• Exercise instructions: Please copy all the lines that follow, word for word.
─── Given entries
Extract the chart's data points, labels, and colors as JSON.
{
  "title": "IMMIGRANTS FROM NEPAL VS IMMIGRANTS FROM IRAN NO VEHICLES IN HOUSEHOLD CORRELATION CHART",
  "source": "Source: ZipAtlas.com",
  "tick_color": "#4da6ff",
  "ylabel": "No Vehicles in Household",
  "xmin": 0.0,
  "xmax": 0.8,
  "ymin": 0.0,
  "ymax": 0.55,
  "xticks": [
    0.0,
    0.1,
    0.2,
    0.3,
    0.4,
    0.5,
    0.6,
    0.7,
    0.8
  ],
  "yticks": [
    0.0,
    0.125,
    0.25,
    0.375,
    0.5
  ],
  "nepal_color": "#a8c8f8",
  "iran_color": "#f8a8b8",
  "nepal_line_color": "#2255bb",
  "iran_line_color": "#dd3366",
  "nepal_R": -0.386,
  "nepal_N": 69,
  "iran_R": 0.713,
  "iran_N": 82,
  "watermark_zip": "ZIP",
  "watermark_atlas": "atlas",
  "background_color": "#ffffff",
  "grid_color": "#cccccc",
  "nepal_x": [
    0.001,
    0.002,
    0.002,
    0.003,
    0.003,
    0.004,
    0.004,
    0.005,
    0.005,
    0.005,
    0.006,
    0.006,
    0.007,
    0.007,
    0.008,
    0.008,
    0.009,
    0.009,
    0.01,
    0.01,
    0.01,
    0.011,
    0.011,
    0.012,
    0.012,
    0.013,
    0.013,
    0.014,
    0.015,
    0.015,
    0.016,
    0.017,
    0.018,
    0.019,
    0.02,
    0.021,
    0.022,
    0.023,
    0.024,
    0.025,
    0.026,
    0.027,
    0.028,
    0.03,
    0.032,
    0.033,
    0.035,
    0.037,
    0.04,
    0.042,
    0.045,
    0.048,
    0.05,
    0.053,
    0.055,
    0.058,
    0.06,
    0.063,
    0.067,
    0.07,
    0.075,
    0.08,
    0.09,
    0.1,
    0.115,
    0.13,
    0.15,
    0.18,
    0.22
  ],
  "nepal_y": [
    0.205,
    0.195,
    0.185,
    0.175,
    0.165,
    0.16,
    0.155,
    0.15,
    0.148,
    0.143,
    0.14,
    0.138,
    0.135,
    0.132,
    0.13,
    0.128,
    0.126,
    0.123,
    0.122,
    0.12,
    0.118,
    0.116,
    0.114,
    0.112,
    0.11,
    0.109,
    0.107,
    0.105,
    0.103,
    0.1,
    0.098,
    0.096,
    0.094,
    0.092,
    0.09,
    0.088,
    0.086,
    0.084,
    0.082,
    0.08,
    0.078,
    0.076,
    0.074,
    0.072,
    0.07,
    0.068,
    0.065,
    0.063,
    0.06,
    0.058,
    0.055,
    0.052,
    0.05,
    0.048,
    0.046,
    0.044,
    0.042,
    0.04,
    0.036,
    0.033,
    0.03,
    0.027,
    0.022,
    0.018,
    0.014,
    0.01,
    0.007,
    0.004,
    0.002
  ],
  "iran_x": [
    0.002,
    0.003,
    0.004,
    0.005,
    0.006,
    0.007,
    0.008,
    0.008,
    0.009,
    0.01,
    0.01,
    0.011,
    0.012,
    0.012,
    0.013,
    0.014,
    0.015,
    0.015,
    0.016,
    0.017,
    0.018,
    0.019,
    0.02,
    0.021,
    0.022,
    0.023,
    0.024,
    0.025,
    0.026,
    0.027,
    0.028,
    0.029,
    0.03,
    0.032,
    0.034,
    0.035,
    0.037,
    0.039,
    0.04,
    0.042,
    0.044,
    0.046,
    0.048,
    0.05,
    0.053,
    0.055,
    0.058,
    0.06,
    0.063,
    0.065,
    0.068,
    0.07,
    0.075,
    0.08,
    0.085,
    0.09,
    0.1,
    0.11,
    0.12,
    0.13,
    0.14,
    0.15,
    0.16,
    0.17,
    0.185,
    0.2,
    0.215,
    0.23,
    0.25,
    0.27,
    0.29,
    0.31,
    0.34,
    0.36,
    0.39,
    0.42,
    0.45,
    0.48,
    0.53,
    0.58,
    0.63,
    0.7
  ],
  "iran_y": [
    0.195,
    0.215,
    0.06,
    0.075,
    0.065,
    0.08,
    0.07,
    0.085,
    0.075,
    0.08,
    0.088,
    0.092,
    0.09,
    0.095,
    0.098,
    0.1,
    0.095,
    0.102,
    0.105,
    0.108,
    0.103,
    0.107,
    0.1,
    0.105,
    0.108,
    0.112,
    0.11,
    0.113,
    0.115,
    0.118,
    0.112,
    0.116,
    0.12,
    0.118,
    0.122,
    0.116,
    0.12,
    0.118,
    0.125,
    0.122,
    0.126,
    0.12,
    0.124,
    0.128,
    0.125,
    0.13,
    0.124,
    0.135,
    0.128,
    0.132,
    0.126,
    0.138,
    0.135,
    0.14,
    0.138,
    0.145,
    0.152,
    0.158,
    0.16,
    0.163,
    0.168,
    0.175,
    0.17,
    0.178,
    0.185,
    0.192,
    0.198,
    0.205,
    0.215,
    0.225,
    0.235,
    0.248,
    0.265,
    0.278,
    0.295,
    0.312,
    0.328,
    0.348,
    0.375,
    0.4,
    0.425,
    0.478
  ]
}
──────
• Expected answer:
Extract the chart's data points, labels, and colors as JSON.
{
  "title": "IMMIGRANTS FROM NEPAL VS IMMIGRANTS FROM IRAN NO VEHICLES IN HOUSEHOLD CORRELATION CHART",
  "source": "Source: ZipAtlas.com",
  "tick_color": "#4da6ff",
  "ylabel": "No Vehicles in Household",
  "xmin": 0.0,
  "xmax": 0.8,
  "ymin": 0.0,
  "ymax": 0.55,
  "xticks": [
    0.0,
    0.1,
    0.2,
    0.3,
    0.4,
    0.5,
    0.6,
    0.7,
    0.8
  ],
  "yticks": [
    0.0,
    0.125,
    0.25,
    0.375,
    0.5
  ],
  "nepal_color": "#a8c8f8",
  "iran_color": "#f8a8b8",
  "nepal_line_color": "#2255bb",
  "iran_line_color": "#dd3366",
  "nepal_R": -0.386,
  "nepal_N": 69,
  "iran_R": 0.713,
  "iran_N": 82,
  "watermark_zip": "ZIP",
  "watermark_atlas": "atlas",
  "background_color": "#ffffff",
  "grid_color": "#cccccc",
  "nepal_x": [
    0.001,
    0.002,
    0.002,
    0.003,
    0.003,
    0.004,
    0.004,
    0.005,
    0.005,
    0.005,
    0.006,
    0.006,
    0.007,
    0.007,
    0.008,
    0.008,
    0.009,
    0.009,
    0.01,
    0.01,
    0.01,
    0.011,
    0.011,
    0.012,
    0.012,
    0.013,
    0.013,
    0.014,
    0.015,
    0.015,
    0.016,
    0.017,
    0.018,
    0.019,
    0.02,
    0.021,
    0.022,
    0.023,
    0.024,
    0.025,
    0.026,
    0.027,
    0.028,
    0.03,
    0.032,
    0.033,
    0.035,
    0.037,
    0.04,
    0.042,
    0.045,
    0.048,
    0.05,
    0.053,
    0.055,
    0.058,
    0.06,
    0.063,
    0.067,
    0.07,
    0.075,
    0.08,
    0.09,
    0.1,
    0.115,
    0.13,
    0.15,
    0.18,
    0.22
  ],
  "nepal_y": [
    0.205,
    0.195,
    0.185,
    0.175,
    0.165,
    0.16,
    0.155,
    0.15,
    0.148,
    0.143,
    0.14,
    0.138,
    0.135,
    0.132,
    0.13,
    0.128,
    0.126,
    0.123,
    0.122,
    0.12,
    0.118,
    0.116,
    0.114,
    0.112,
    0.11,
    0.109,
    0.107,
    0.105,
    0.103,
    0.1,
    0.098,
    0.096,
    0.094,
    0.092,
    0.09,
    0.088,
    0.086,
    0.084,
    0.082,
    0.08,
    0.078,
    0.076,
    0.074,
    0.072,
    0.07,
    0.068,
    0.065,
    0.063,
    0.06,
    0.058,
    0.055,
    0.052,
    0.05,
    0.048,
    0.046,
    0.044,
    0.042,
    0.04,
    0.036,
    0.033,
    0.03,
    0.027,
    0.022,
    0.018,
    0.014,
    0.01,
    0.007,
    0.004,
    0.002
  ],
  "iran_x": [
    0.002,
    0.003,
    0.004,
    0.005,
    0.006,
    0.007,
    0.008,
    0.008,
    0.009,
    0.01,
    0.01,
    0.011,
    0.012,
    0.012,
    0.013,
    0.014,
    0.015,
    0.015,
    0.016,
    0.017,
    0.018,
    0.019,
    0.02,
    0.021,
    0.022,
    0.023,
    0.024,
    0.025,
    0.026,
    0.027,
    0.028,
    0.029,
    0.03,
    0.032,
    0.034,
    0.035,
    0.037,
    0.039,
    0.04,
    0.042,
    0.044,
    0.046,
    0.048,
    0.05,
    0.053,
    0.055,
    0.058,
    0.06,
    0.063,
    0.065,
    0.068,
    0.07,
    0.075,
    0.08,
    0.085,
    0.09,
    0.1,
    0.11,
    0.12,
    0.13,
    0.14,
    0.15,
    0.16,
    0.17,
    0.185,
    0.2,
    0.215,
    0.23,
    0.25,
    0.27,
    0.29,
    0.31,
    0.34,
    0.36,
    0.39,
    0.42,
    0.45,
    0.48,
    0.53,
    0.58,
    0.63,
    0.7
  ],
  "iran_y": [
    0.195,
    0.215,
    0.06,
    0.075,
    0.065,
    0.08,
    0.07,
    0.085,
    0.075,
    0.08,
    0.088,
    0.092,
    0.09,
    0.095,
    0.098,
    0.1,
    0.095,
    0.102,
    0.105,
    0.108,
    0.103,
    0.107,
    0.1,
    0.105,
    0.108,
    0.112,
    0.11,
    0.113,
    0.115,
    0.118,
    0.112,
    0.116,
    0.12,
    0.118,
    0.122,
    0.116,
    0.12,
    0.118,
    0.125,
    0.122,
    0.126,
    0.12,
    0.124,
    0.128,
    0.125,
    0.13,
    0.124,
    0.135,
    0.128,
    0.132,
    0.126,
    0.138,
    0.135,
    0.14,
    0.138,
    0.145,
    0.152,
    0.158,
    0.16,
    0.163,
    0.168,
    0.175,
    0.17,
    0.178,
    0.185,
    0.192,
    0.198,
    0.205,
    0.215,
    0.225,
    0.235,
    0.248,
    0.265,
    0.278,
    0.295,
    0.312,
    0.328,
    0.348,
    0.375,
    0.4,
    0.425,
    0.478
  ]
}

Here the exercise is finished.